┌──

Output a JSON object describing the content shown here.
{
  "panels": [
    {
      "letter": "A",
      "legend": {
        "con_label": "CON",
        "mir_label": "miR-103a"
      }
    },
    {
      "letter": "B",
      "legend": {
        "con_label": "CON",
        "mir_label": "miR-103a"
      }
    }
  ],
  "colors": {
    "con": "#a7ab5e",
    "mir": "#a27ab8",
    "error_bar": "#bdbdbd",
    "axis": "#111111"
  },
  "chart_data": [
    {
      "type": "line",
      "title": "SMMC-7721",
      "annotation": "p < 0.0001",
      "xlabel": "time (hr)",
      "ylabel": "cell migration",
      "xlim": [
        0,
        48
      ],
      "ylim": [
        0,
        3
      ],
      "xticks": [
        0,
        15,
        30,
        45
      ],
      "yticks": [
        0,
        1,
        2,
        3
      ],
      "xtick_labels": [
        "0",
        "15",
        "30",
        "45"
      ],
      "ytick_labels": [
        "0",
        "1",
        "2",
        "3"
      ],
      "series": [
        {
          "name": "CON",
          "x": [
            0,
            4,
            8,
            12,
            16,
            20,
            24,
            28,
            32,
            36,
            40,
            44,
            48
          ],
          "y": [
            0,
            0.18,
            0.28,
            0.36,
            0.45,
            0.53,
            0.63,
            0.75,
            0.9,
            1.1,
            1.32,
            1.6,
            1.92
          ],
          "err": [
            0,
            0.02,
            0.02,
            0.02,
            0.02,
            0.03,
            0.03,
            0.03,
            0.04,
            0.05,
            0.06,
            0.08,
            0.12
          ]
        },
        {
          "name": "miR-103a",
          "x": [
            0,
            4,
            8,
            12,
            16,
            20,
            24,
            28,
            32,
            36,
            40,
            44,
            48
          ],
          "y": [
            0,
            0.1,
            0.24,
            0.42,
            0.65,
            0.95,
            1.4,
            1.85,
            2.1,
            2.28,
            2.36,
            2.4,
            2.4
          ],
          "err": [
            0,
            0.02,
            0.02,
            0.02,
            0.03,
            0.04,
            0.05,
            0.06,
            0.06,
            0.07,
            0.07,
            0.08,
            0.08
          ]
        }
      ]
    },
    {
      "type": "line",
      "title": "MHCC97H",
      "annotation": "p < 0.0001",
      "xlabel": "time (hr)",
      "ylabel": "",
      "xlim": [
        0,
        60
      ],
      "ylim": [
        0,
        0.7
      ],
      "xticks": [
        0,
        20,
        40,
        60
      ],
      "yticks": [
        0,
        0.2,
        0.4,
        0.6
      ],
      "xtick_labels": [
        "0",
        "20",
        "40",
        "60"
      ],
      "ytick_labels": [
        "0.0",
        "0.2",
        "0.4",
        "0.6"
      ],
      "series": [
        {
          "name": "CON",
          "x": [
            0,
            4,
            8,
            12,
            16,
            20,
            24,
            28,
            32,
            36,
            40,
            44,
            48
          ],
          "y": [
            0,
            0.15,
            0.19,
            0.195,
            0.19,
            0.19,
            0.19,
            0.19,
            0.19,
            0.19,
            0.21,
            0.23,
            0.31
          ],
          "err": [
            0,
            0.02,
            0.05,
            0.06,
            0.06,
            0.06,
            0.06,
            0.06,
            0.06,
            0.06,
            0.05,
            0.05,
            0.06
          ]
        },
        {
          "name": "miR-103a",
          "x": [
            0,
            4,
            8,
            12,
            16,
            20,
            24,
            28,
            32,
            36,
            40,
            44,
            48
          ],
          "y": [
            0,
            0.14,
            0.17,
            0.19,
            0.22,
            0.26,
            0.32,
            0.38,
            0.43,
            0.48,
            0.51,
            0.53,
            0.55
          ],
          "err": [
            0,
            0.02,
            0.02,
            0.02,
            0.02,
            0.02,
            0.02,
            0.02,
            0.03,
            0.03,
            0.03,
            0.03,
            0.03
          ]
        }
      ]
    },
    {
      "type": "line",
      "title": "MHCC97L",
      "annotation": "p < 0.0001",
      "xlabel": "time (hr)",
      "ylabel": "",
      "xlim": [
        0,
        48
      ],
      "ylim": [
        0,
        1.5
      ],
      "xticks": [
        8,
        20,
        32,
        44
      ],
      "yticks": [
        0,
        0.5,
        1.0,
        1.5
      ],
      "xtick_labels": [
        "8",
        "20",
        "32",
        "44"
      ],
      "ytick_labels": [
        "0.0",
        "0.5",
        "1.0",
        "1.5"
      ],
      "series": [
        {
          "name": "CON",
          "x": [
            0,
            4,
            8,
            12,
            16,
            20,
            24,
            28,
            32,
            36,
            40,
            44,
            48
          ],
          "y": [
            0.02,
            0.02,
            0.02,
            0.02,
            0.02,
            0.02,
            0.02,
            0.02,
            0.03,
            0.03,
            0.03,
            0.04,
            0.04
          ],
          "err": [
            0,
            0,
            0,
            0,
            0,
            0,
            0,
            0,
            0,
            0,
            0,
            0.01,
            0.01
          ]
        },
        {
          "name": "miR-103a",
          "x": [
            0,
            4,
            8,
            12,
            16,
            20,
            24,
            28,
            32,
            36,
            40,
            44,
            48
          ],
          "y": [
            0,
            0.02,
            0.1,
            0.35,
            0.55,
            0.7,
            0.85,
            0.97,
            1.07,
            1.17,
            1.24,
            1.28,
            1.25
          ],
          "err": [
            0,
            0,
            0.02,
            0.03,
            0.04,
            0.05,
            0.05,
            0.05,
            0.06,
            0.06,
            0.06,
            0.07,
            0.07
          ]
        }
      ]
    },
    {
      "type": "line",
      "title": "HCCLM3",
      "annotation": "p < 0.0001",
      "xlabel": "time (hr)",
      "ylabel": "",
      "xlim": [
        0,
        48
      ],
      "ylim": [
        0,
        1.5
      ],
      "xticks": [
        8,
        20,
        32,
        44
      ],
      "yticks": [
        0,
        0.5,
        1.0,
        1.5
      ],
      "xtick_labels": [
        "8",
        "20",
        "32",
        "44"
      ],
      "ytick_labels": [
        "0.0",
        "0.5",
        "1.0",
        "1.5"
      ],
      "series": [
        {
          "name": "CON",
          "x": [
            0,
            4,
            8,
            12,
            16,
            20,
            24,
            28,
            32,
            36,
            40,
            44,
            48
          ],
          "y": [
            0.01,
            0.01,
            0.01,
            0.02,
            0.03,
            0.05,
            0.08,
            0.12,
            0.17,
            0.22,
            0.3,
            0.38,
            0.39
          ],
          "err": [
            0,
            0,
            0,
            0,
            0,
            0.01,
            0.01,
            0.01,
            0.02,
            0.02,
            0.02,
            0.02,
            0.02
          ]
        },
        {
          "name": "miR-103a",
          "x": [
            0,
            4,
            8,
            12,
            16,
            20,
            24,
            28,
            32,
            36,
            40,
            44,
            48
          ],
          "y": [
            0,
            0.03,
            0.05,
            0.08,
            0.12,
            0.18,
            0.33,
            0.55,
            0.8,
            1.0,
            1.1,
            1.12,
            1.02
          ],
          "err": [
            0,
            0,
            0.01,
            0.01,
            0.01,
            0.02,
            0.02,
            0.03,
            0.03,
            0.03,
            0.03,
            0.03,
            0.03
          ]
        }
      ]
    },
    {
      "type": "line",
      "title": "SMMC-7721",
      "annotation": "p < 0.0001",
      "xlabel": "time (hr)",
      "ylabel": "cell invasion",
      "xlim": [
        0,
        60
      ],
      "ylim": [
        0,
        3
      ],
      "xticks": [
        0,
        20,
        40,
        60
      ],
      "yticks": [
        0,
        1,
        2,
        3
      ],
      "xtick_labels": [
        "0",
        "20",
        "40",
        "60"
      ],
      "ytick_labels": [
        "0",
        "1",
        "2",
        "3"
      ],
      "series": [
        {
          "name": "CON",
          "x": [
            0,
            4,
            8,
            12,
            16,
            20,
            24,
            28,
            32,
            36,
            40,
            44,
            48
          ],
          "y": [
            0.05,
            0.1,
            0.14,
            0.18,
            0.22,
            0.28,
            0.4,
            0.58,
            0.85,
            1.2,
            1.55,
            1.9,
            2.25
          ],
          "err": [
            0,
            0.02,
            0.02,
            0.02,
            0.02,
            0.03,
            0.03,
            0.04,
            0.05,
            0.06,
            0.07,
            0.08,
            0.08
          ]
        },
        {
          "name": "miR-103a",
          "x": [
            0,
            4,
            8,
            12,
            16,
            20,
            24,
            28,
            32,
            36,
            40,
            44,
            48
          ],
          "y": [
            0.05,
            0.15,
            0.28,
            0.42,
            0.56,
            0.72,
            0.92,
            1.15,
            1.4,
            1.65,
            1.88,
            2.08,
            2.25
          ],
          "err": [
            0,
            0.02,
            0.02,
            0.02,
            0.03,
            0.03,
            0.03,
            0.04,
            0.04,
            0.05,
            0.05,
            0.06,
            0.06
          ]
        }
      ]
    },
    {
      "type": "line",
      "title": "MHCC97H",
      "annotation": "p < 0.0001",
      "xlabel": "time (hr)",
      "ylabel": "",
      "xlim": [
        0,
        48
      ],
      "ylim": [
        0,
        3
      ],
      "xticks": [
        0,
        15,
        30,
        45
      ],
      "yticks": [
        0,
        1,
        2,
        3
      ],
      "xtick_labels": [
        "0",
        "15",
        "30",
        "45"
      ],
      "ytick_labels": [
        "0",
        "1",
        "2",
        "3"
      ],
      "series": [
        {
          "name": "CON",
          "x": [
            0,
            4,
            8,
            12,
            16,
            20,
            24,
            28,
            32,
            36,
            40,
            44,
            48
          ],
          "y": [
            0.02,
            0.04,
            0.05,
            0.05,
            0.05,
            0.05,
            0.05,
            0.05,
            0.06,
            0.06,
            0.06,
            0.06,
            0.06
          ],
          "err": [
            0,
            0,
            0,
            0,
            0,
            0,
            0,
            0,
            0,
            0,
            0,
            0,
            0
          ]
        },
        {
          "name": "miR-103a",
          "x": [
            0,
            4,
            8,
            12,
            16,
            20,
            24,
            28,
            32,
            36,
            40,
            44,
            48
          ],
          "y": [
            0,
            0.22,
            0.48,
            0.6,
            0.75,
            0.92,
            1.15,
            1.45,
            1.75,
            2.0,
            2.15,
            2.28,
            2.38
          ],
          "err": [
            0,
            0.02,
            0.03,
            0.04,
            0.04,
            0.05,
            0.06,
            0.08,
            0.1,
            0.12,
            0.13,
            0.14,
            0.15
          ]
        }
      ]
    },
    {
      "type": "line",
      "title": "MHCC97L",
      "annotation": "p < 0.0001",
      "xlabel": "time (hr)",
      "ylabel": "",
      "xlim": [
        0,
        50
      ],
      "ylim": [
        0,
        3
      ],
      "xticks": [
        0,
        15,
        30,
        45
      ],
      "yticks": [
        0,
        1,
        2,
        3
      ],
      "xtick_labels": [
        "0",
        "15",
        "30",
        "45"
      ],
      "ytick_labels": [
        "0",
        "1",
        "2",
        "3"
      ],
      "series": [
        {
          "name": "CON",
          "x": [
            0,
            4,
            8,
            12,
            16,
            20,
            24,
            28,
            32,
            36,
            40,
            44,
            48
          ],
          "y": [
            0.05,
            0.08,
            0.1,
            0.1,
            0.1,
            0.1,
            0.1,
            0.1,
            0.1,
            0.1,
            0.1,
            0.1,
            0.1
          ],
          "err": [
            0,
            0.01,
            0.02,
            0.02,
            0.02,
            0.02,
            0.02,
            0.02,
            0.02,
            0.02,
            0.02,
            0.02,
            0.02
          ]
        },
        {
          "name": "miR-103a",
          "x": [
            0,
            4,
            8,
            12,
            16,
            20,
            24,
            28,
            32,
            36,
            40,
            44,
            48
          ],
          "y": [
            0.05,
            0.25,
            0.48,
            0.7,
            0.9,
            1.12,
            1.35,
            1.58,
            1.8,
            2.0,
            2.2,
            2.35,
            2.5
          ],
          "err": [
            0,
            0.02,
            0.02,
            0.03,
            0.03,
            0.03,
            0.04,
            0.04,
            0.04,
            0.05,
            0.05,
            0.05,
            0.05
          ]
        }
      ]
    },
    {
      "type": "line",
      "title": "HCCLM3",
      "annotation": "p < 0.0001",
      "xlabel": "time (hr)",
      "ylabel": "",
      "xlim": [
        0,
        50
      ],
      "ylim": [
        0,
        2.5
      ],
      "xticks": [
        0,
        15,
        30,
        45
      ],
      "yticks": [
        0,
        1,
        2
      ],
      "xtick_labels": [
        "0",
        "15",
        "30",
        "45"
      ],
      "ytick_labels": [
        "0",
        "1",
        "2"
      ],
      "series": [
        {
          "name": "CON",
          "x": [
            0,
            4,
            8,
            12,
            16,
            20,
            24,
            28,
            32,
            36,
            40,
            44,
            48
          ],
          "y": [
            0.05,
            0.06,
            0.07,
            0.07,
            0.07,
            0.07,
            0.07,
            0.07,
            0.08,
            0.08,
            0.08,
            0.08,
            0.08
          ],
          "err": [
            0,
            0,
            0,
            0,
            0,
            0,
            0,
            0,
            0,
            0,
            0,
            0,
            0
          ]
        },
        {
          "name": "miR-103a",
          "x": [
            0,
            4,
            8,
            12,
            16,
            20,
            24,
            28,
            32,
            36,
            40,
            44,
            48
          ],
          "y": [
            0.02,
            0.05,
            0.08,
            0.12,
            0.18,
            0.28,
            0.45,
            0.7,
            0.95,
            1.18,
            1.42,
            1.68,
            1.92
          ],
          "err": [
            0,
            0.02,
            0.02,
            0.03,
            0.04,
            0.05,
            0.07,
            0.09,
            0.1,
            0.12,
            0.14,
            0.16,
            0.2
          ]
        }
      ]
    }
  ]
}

└──

Stated problem
Pull out all lines containing "cell".

Task solution
      "ylabel": "cell migration",
      "ylabel": "cell invasion",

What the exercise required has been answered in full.